_Given instruction_: Set down each record exactly as written.

_Data in this exercise_:
»»
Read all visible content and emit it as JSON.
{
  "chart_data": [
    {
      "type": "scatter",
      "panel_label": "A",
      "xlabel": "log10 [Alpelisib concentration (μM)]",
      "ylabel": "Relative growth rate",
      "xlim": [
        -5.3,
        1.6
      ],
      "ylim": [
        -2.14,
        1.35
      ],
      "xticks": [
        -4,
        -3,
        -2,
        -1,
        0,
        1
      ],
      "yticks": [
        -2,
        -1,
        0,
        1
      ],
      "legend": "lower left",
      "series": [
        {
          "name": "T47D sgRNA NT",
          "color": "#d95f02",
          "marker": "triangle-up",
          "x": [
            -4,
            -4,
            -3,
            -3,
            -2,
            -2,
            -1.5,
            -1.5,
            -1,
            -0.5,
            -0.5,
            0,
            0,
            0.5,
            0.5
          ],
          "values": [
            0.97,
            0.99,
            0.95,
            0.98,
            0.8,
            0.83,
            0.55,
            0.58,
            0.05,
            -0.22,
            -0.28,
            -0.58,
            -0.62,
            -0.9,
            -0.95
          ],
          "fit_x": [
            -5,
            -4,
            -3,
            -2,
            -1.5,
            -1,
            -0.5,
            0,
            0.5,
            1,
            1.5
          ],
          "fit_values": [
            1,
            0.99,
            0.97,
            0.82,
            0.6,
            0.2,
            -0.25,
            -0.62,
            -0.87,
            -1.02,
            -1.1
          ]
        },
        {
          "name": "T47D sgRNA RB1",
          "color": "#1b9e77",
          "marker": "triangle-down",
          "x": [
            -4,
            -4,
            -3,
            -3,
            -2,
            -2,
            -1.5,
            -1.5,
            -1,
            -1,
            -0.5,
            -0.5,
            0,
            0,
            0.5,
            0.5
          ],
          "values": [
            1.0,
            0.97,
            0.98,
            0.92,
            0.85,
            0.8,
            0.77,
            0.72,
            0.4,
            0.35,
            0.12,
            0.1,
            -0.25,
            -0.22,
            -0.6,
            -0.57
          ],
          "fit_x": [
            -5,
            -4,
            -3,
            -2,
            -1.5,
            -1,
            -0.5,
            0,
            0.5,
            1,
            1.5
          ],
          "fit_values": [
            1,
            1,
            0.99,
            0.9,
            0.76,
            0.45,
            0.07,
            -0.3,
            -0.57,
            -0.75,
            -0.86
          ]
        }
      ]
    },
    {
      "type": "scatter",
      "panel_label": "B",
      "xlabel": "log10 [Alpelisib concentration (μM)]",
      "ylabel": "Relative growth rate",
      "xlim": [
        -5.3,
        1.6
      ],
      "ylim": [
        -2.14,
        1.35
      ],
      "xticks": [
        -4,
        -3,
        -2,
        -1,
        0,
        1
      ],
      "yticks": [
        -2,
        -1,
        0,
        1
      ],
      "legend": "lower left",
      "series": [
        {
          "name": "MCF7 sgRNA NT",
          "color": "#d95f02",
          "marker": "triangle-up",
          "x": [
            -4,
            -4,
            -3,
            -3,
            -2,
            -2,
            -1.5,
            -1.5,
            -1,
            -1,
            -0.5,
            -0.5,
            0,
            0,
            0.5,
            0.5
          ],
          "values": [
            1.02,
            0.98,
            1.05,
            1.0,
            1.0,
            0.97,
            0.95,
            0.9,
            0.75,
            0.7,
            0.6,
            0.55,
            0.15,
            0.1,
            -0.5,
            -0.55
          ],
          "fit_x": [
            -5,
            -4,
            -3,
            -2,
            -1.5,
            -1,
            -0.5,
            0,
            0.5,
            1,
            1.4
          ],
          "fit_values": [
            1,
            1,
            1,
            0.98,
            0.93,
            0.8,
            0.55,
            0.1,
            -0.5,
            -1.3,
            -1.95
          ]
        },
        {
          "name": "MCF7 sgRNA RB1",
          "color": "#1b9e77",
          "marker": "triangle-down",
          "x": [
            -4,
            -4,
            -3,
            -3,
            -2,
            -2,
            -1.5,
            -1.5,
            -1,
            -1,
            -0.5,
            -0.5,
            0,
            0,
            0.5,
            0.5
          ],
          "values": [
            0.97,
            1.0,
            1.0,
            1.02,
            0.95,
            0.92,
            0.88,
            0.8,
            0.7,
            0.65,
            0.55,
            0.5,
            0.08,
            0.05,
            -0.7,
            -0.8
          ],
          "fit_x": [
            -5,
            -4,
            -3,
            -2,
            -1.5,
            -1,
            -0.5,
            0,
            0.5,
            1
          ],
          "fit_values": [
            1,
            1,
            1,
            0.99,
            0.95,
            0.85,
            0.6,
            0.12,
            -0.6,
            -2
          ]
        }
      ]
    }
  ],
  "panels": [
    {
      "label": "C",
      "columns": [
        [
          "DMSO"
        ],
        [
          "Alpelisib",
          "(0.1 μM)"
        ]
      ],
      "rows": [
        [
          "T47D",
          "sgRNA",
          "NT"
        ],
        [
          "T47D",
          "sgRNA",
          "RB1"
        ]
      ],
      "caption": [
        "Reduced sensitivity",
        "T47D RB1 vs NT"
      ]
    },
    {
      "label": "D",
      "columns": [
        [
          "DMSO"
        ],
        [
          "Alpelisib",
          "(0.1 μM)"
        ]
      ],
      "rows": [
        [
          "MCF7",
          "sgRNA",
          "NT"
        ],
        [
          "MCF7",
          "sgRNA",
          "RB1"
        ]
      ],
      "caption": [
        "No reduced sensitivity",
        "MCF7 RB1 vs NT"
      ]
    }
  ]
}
««
_Final result_:
Read all visible content and emit it as JSON.
{
  "chart_data": [
    {
      "type": "scatter",
      "panel_label": "A",
      "xlabel": "log10 [Alpelisib concentration (μM)]",
      "ylabel": "Relative growth rate",
      "xlim": [
        -5.3,
        1.6
      ],
      "ylim": [
        -2.14,
        1.35
      ],
      "xticks": [
        -4,
        -3,
        -2,
        -1,
        0,
        1
      ],
      "yticks": [
        -2,
        -1,
        0,
        1
      ],
      "legend": "lower left",
      "series": [
        {
          "name": "T47D sgRNA NT",
          "color": "#d95f02",
          "marker": "triangle-up",
          "x": [
            -4,
            -4,
            -3,
            -3,
            -2,
            -2,
            -1.5,
            -1.5,
            -1,
            -0.5,
            -0.5,
            0,
            0,
            0.5,
            0.5
          ],
          "values": [
            0.97,
            0.99,
            0.95,
            0.98,
            0.8,
            0.83,
            0.55,
            0.58,
            0.05,
            -0.22,
            -0.28,
            -0.58,
            -0.62,
            -0.9,
            -0.95
          ],
          "fit_x": [
            -5,
            -4,
            -3,
            -2,
            -1.5,
            -1,
            -0.5,
            0,
            0.5,
            1,
            1.5
          ],
          "fit_values": [
            1,
            0.99,
            0.97,
            0.82,
            0.6,
            0.2,
            -0.25,
            -0.62,
            -0.87,
            -1.02,
            -1.1
          ]
        },
        {
          "name": "T47D sgRNA RB1",
          "color": "#1b9e77",
          "marker": "triangle-down",
          "x": [
            -4,
            -4,
            -3,
            -3,
            -2,
            -2,
            -1.5,
            -1.5,
            -1,
            -1,
            -0.5,
            -0.5,
            0,
            0,
            0.5,
            0.5
          ],
          "values": [
            1.0,
            0.97,
            0.98,
            0.92,
            0.85,
            0.8,
            0.77,
            0.72,
            0.4,
            0.35,
            0.12,
            0.1,
            -0.25,
            -0.22,
            -0.6,
            -0.57
          ],
          "fit_x": [
            -5,
            -4,
            -3,
            -2,
            -1.5,
            -1,
            -0.5,
            0,
            0.5,
            1,
            1.5
          ],
          "fit_values": [
            1,
            1,
            0.99,
            0.9,
            0.76,
            0.45,
            0.07,
            -0.3,
            -0.57,
            -0.75,
            -0.86
          ]
        }
      ]
    },
    {
      "type": "scatter",
      "panel_label": "B",
      "xlabel": "log10 [Alpelisib concentration (μM)]",
      "ylabel": "Relative growth rate",
      "xlim": [
        -5.3,
        1.6
      ],
      "ylim": [
        -2.14,
        1.35
      ],
      "xticks": [
        -4,
        -3,
        -2,
        -1,
        0,
        1
      ],
      "yticks": [
        -2,
        -1,
        0,
        1
      ],
      "legend": "lower left",
      "series": [
        {
          "name": "MCF7 sgRNA NT",
          "color": "#d95f02",
          "marker": "triangle-up",
          "x": [
            -4,
            -4,
            -3,
            -3,
            -2,
            -2,
            -1.5,
            -1.5,
            -1,
            -1,
            -0.5,
            -0.5,
            0,
            0,
            0.5,
            0.5
          ],
          "values": [
            1.02,
            0.98,
            1.05,
            1.0,
            1.0,
            0.97,
            0.95,
            0.9,
            0.75,
            0.7,
            0.6,
            0.55,
            0.15,
            0.1,
            -0.5,
            -0.55
          ],
          "fit_x": [
            -5,
            -4,
            -3,
            -2,
            -1.5,
            -1,
            -0.5,
            0,
            0.5,
            1,
            1.4
          ],
          "fit_values": [
            1,
            1,
            1,
            0.98,
            0.93,
            0.8,
            0.55,
            0.1,
            -0.5,
            -1.3,
            -1.95
          ]
        },
        {
          "name": "MCF7 sgRNA RB1",
          "color": "#1b9e77",
          "marker": "triangle-down",
          "x": [
            -4,
            -4,
            -3,
            -3,
            -2,
            -2,
            -1.5,
            -1.5,
            -1,
            -1,
            -0.5,
            -0.5,
            0,
            0,
            0.5,
            0.5
          ],
          "values": [
            0.97,
            1.0,
            1.0,
            1.02,
            0.95,
            0.92,
            0.88,
            0.8,
            0.7,
            0.65,
            0.55,
            0.5,
            0.08,
            0.05,
            -0.7,
            -0.8
          ],
          "fit_x": [
            -5,
            -4,
            -3,
            -2,
            -1.5,
            -1,
            -0.5,
            0,
            0.5,
            1
          ],
          "fit_values": [
            1,
            1,
            1,
            0.99,
            0.95,
            0.85,
            0.6,
            0.12,
            -0.6,
            -2
          ]
        }
      ]
    }
  ],
  "panels": [
    {
      "label": "C",
      "columns": [
        [
          "DMSO"
        ],
        [
          "Alpelisib",
          "(0.1 μM)"
        ]
      ],
      "rows": [
        [
          "T47D",
          "sgRNA",
          "NT"
        ],
        [
          "T47D",
          "sgRNA",
          "RB1"
        ]
      ],
      "caption": [
        "Reduced sensitivity",
        "T47D RB1 vs NT"
      ]
    },
    {
      "label": "D",
      "columns": [
        [
          "DMSO"
        ],
        [
          "Alpelisib",
          "(0.1 μM)"
        ]
      ],
      "rows": [
        [
          "MCF7",
          "sgRNA",
          "NT"
        ],
        [
          "MCF7",
          "sgRNA",
          "RB1"
        ]
      ],
      "caption": [
        "No reduced sensitivity",
        "MCF7 RB1 vs NT"
      ]
    }
  ]
}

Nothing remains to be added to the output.